#### [READING PASSAGE]
-- -- --

Longer-term challenges As policymakers struggle to meet the urgent near-term challenges


 


Longer-term challenges
As policymakers struggle to meet the urgent near-term challenges, they should not
lose sight of a key longer-term one – regaining policy safety margins. As discussed
in detail in last year’s AER, over time the room for policy manoeuvre has narrowed
substantially. Government debt levels are at historical peaks, interest rates, both
nominal and real, have been falling to historical troughs and central bank balance
sheets have risen to levels previously seen only in wartime. The recent tightening of
monetary policy has,


 so far, only marginally changed this picture, at least in AEs.
Economies operating without safety margins are exposed and vulnerable.
The current challenging environment does have one silver lining: it provides an
obvious opportunity for monetary policy to finally normalise. That said, it has also
highlighted a conundrum. Since regaining policy headroom is a joint task, the two
policies tend to work at cross purposes along the normalisation path. Now, monetary
policy tightening is materially raising the government’s financing costs at a time
when further demands on spending, both short- and longer-term, are growing.

-- -- --

#### [PROBLEMS TO WORK ON]
1 – Duplicate the longer-term challenges passage between "so far, only" and "longer-term, are growing.", inclusive.
2 – Answer these about the longer-term challenges passage:
(a) Which key longer-term challenge should policymakers not lose sight of?
(b) To what levels have central bank balance sheets risen?
(c) What is monetary policy tightening materially raising?

#### [DATASET EXCERPTS]
-- -- --

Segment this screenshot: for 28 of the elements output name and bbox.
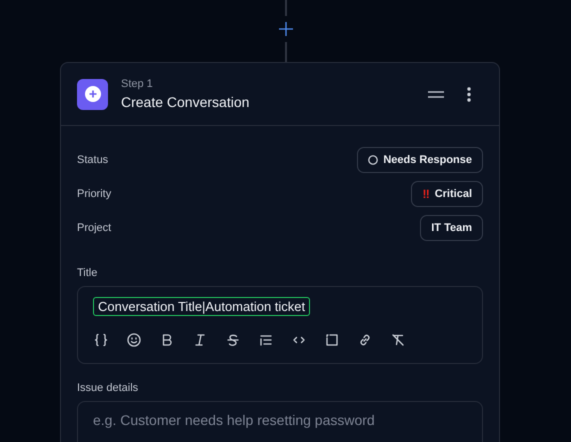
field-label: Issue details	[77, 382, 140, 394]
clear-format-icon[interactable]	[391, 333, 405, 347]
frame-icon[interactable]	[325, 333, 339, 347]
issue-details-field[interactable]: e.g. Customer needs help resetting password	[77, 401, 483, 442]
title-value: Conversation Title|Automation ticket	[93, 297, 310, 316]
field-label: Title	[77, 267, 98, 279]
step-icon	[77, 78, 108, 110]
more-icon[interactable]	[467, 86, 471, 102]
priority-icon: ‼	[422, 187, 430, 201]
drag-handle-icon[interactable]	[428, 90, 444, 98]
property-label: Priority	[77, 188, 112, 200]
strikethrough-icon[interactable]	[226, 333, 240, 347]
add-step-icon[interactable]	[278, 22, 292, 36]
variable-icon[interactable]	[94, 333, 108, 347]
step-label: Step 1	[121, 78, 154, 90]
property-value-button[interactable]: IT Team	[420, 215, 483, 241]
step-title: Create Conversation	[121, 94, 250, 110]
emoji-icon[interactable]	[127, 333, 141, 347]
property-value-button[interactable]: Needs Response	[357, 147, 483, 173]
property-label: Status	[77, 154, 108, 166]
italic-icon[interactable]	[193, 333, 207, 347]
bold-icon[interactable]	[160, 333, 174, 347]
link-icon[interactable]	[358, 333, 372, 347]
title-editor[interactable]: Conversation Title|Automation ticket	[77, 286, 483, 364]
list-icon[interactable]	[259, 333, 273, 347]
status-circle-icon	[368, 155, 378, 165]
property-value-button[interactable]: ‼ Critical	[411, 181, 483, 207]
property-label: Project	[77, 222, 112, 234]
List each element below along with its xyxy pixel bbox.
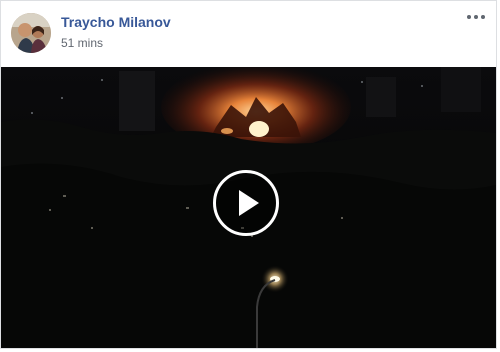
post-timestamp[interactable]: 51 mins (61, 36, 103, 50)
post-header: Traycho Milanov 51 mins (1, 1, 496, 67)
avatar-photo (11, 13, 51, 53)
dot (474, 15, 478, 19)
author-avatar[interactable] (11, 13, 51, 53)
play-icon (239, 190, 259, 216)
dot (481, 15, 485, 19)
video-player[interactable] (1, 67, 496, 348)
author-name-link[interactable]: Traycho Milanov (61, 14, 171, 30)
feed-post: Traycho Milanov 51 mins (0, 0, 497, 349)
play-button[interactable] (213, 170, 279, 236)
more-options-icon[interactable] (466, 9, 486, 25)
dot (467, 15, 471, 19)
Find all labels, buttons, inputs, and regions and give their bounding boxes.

-- -- --

#### [SOLUTIONS TO EACH TASK]
1 –
so far, only marginally changed this picture, at least in AEs.
Economies operating without safety margins are exposed and vulnerable.
The current challenging environment does have one silver lining: it provides an
obvious opportunity for monetary policy to finally normalise. That said, it has also
highlighted a conundrum. Since regaining policy headroom is a joint task, the two
policies tend to work at cross purposes along the normalisation path. Now, monetary
policy tightening is materially raising the government’s financing costs at a time
when further demands on spending, both short- and longer-term, are growing.

2 –
(a) Regaining policy safety margins.
(b) Levels previously seen only in wartime.
(c) The government's financing costs.